→ **AIM**:
Using the listing below, report all lines holding the word "Mancha".

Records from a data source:
┄┄┄┄┄┄

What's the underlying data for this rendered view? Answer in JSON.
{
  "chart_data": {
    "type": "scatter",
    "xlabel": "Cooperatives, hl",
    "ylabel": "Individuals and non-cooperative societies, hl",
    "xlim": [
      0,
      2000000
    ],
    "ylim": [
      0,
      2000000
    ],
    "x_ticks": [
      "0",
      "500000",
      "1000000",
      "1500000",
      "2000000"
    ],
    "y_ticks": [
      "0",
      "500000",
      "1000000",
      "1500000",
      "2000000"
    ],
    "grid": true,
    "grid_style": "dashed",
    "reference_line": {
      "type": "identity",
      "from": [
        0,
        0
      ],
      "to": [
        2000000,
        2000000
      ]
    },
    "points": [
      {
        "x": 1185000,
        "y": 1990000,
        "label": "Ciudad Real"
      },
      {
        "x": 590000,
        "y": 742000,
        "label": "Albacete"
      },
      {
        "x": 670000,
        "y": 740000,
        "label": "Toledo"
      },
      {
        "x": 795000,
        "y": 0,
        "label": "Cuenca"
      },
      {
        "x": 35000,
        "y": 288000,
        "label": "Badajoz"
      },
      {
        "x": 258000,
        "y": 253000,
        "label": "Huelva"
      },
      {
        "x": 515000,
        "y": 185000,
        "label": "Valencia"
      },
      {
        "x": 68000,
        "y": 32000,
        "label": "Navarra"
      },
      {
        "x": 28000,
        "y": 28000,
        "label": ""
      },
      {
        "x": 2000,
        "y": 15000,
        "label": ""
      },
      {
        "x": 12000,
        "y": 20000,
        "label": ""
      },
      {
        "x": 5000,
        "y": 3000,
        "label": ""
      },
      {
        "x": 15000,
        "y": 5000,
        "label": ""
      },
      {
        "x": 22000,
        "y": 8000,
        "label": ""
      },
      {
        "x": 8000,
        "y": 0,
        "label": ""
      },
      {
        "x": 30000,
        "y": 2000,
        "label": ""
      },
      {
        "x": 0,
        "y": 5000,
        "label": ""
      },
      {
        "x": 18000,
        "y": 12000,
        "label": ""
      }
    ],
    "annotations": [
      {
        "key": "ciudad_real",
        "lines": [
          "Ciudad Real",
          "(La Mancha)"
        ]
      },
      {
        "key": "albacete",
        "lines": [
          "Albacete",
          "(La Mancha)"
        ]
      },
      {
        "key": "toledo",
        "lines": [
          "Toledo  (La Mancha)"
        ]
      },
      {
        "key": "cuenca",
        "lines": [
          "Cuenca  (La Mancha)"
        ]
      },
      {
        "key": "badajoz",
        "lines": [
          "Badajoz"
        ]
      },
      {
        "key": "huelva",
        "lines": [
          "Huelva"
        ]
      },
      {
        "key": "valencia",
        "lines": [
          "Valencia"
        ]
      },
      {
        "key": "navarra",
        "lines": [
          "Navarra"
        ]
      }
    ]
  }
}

┄┄┄┄┄┄

→ **RESULT FOR THIS TASK**:
          "(La Mancha)"
          "(La Mancha)"
          "Toledo  (La Mancha)"
          "Cuenca  (La Mancha)"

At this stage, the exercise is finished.